## Do this
Wherever the string "scanMiRData" appears, copy the whole line.

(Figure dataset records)

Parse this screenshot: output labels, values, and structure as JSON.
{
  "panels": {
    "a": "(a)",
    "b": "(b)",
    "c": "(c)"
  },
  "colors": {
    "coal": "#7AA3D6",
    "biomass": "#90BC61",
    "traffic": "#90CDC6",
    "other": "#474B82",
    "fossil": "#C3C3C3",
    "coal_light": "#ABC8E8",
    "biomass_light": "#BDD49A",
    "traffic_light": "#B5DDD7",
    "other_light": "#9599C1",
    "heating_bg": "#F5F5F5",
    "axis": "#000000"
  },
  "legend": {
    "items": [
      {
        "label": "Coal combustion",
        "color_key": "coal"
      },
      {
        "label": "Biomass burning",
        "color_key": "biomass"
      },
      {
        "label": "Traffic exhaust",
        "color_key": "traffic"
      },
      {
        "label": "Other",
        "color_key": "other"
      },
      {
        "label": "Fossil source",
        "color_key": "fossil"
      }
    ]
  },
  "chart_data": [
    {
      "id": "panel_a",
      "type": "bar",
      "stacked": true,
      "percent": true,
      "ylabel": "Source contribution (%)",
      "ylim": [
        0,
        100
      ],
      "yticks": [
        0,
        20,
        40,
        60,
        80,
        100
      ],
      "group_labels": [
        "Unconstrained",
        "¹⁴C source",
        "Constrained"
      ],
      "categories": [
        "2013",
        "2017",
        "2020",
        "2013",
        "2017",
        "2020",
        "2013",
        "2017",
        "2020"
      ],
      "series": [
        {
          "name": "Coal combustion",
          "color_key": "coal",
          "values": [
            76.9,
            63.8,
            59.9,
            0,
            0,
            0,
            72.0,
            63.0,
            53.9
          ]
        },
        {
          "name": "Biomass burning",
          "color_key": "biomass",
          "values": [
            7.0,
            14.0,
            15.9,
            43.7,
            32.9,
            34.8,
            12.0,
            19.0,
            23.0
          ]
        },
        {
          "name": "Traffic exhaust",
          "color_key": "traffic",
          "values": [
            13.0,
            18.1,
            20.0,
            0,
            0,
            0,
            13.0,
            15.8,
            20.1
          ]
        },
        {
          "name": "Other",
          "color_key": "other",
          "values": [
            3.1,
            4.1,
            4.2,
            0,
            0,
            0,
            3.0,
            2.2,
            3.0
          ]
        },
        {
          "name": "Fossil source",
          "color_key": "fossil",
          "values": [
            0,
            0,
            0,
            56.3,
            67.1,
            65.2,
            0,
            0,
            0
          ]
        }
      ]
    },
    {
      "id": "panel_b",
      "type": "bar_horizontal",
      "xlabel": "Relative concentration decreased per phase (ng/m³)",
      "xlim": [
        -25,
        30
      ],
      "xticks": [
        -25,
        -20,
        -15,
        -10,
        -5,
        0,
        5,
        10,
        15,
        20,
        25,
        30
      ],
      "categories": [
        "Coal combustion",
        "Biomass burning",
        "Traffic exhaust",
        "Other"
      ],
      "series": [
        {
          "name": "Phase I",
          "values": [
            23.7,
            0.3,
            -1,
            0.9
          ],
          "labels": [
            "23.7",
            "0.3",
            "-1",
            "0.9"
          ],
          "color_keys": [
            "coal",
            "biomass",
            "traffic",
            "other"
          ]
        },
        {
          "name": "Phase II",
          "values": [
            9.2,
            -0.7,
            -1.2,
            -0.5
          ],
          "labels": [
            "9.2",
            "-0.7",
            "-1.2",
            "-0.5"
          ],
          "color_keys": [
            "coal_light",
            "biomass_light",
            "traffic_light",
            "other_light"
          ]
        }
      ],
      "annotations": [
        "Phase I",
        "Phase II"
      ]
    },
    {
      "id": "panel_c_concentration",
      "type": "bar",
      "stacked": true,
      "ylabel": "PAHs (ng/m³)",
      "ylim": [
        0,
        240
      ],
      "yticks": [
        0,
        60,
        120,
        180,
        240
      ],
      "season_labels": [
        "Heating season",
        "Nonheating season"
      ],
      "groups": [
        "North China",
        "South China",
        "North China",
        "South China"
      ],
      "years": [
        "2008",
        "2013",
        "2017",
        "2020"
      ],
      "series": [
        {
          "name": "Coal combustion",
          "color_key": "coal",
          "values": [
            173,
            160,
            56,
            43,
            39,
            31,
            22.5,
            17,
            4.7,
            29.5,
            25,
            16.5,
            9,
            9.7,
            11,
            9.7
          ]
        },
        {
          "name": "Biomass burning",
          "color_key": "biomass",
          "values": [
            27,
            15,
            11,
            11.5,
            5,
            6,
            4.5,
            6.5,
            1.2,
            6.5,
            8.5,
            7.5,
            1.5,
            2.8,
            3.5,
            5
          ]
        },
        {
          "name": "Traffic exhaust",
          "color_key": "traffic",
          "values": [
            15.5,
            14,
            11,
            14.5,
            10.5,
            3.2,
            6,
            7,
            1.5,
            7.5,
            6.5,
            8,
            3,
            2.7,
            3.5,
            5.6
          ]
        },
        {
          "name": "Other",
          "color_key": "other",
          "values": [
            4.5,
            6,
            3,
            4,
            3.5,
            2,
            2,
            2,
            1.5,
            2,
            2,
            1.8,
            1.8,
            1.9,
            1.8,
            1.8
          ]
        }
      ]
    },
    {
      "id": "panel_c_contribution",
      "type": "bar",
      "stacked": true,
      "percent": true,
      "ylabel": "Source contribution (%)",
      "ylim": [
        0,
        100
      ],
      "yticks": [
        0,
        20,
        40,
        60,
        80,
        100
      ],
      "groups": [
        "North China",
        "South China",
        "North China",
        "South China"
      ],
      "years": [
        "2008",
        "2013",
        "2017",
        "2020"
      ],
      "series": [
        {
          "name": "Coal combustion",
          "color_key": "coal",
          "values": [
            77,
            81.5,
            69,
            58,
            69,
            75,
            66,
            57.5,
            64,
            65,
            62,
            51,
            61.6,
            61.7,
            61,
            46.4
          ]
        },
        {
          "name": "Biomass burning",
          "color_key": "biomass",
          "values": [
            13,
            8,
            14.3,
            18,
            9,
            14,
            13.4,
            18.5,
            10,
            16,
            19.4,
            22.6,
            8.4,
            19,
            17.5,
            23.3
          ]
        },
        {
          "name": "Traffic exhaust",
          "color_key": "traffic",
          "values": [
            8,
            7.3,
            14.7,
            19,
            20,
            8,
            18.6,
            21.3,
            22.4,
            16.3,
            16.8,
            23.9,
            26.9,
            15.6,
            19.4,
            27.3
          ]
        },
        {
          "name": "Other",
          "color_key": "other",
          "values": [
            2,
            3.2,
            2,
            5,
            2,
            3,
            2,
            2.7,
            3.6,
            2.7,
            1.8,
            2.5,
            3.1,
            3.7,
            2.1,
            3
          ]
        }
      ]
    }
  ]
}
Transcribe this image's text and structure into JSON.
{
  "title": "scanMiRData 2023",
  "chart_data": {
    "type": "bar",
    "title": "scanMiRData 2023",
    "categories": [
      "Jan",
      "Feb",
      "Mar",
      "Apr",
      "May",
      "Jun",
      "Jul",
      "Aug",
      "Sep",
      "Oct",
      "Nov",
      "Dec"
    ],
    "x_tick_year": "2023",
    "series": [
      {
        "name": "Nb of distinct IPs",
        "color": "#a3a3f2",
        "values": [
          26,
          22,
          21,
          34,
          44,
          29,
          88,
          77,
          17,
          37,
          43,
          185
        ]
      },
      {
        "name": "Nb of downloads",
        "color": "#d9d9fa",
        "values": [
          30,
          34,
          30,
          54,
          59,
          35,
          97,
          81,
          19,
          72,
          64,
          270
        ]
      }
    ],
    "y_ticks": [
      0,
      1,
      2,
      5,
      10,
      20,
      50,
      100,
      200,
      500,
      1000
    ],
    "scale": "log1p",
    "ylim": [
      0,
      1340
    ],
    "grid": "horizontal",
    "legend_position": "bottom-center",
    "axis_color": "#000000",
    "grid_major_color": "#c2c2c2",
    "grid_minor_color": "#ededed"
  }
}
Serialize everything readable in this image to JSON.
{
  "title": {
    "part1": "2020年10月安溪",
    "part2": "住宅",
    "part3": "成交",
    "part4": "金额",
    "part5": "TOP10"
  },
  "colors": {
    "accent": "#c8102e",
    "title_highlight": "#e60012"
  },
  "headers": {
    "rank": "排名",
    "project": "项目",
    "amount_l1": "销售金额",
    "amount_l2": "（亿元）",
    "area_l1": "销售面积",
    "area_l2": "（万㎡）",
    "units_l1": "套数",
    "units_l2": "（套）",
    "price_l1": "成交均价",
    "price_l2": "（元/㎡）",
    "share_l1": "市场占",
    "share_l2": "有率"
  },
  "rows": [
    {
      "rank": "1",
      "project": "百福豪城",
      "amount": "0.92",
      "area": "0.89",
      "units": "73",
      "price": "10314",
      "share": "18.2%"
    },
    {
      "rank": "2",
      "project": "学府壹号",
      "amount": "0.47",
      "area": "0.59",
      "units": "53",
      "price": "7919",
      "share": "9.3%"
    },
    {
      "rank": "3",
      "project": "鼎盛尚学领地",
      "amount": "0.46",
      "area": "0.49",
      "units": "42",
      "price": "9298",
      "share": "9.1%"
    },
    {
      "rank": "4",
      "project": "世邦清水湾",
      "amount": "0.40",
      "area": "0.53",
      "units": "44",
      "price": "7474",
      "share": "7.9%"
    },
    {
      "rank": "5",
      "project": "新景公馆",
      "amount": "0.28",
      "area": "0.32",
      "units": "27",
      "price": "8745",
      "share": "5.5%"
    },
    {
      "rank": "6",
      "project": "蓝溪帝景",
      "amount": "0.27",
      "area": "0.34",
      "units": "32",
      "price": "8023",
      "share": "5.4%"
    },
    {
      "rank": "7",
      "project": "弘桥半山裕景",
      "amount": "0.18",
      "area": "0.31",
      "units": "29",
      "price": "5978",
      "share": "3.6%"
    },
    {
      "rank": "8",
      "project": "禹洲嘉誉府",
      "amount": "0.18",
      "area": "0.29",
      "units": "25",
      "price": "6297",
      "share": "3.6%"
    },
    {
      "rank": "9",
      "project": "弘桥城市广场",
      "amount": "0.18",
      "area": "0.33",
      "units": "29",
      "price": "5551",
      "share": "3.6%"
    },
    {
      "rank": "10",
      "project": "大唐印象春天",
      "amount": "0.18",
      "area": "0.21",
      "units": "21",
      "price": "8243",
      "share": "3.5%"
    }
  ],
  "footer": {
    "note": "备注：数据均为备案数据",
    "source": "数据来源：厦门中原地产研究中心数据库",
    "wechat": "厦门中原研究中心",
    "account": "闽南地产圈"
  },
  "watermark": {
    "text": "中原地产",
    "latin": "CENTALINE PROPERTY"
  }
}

## Solution to this task
  "title": "scanMiRData 2023",
    "title": "scanMiRData 2023",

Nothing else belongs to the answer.